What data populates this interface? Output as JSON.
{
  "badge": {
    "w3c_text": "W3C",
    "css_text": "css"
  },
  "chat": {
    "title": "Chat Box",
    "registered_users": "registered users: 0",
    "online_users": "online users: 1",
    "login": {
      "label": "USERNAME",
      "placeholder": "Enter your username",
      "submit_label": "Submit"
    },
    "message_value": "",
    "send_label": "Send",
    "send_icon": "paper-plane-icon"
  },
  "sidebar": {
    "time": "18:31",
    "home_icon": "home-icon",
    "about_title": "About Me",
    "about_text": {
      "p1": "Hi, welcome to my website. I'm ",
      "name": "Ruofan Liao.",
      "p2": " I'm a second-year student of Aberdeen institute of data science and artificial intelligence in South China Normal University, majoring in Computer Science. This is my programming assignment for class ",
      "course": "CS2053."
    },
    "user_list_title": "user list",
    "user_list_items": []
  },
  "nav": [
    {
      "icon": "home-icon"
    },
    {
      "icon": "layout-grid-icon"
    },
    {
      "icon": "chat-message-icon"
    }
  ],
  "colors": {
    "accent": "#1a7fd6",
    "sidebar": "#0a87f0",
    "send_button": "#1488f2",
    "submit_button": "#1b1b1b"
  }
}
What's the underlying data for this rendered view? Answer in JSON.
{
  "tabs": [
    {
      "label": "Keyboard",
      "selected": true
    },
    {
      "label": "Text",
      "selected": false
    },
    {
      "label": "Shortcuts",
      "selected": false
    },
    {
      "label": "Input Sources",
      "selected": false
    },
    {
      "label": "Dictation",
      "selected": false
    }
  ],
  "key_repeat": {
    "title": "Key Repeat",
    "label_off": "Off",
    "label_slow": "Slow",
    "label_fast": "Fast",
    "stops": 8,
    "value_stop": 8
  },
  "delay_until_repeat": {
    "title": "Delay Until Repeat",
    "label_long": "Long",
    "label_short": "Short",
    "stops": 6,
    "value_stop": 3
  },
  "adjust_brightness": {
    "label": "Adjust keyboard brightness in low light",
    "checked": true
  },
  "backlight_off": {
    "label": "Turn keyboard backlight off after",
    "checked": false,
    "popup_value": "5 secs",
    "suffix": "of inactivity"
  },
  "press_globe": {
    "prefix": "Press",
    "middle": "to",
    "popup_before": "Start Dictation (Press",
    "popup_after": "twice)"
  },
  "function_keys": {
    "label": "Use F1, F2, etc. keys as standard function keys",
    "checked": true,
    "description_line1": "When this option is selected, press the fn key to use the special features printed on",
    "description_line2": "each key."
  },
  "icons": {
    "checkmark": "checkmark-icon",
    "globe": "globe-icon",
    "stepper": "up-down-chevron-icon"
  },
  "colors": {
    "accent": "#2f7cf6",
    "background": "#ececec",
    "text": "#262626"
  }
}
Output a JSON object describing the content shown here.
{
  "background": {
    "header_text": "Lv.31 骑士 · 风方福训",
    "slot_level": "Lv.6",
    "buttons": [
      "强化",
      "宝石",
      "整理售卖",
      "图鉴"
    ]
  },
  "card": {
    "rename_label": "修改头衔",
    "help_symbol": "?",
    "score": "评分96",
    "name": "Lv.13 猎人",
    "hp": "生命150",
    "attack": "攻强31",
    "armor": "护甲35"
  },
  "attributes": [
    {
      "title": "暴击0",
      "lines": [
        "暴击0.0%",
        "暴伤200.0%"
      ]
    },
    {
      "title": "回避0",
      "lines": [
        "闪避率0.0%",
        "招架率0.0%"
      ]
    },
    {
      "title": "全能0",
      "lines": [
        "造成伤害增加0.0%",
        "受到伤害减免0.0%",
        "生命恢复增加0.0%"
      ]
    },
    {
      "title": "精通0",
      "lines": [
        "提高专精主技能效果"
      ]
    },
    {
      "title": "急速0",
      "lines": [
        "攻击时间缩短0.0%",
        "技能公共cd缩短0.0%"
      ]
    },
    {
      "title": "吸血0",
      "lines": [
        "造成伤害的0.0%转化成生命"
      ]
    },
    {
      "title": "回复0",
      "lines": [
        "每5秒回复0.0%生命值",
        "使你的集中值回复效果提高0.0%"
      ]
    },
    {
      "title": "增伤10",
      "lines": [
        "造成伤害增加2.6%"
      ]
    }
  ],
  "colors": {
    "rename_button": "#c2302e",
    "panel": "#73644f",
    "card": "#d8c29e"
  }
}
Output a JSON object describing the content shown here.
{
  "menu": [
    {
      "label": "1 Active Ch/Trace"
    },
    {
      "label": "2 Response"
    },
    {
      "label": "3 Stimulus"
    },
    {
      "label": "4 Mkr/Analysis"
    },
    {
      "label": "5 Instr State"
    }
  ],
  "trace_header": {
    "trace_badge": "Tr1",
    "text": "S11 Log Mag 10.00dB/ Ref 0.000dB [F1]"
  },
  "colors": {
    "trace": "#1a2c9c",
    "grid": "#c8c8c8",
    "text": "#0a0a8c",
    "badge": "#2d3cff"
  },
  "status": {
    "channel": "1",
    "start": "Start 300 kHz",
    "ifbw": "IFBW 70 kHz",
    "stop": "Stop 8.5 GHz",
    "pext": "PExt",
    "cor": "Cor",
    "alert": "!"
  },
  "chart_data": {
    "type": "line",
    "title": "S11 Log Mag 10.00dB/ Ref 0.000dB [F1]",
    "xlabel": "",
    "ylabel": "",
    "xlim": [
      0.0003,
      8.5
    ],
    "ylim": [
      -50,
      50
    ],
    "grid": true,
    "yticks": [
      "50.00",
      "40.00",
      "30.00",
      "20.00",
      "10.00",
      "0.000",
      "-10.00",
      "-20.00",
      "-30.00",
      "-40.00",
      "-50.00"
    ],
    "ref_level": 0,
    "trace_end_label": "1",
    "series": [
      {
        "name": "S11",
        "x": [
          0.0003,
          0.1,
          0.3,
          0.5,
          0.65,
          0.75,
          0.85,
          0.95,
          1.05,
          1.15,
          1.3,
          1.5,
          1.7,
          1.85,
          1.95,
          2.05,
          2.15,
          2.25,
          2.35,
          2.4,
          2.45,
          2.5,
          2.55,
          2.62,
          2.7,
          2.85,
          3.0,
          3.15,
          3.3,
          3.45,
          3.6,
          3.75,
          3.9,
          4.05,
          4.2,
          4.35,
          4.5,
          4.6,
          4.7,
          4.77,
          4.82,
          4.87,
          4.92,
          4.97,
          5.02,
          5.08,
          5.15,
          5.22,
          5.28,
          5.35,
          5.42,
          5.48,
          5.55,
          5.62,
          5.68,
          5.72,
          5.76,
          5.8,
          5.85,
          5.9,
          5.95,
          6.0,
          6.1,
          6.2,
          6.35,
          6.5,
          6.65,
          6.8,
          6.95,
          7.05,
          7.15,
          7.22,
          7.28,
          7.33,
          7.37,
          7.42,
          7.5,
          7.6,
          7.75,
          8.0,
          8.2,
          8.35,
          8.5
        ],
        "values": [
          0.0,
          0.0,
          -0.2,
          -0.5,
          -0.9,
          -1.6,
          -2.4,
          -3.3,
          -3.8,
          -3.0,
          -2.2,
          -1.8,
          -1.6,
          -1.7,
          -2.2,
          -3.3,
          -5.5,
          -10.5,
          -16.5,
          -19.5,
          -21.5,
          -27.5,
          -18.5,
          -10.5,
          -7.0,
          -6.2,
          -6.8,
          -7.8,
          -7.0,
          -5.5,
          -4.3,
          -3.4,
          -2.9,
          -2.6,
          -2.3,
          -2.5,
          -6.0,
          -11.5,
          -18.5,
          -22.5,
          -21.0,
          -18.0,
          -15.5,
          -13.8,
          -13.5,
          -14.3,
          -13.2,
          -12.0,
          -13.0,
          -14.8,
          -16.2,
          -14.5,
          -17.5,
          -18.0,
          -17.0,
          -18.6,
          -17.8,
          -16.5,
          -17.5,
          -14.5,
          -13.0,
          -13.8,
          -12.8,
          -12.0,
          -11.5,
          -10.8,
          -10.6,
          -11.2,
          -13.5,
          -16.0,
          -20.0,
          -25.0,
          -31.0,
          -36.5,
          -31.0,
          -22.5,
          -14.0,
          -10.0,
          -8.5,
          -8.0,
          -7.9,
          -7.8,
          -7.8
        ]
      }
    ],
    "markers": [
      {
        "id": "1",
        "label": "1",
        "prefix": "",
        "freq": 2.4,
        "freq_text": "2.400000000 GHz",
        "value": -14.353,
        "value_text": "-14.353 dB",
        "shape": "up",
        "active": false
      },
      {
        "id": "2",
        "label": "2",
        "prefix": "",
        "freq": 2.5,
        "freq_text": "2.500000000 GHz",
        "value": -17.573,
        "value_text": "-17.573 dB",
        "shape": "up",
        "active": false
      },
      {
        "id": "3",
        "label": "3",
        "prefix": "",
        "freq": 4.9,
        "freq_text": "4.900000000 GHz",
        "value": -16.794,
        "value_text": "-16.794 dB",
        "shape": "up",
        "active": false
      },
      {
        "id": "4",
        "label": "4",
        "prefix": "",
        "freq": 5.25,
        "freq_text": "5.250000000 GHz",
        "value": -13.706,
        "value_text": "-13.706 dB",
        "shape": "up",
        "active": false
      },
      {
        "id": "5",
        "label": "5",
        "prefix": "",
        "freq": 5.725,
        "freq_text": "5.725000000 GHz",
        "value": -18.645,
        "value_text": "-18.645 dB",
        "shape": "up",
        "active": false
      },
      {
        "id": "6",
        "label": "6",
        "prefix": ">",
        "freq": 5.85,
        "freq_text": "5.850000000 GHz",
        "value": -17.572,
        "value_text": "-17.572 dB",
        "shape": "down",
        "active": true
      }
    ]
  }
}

Aim of the exercise: Pull out every line containing "JSON".

Written solution:
What data populates this interface? Output as JSON.
What's the underlying data for this rendered view? Answer in JSON.
Output a JSON object describing the content shown here.
Output a JSON object describing the content shown here.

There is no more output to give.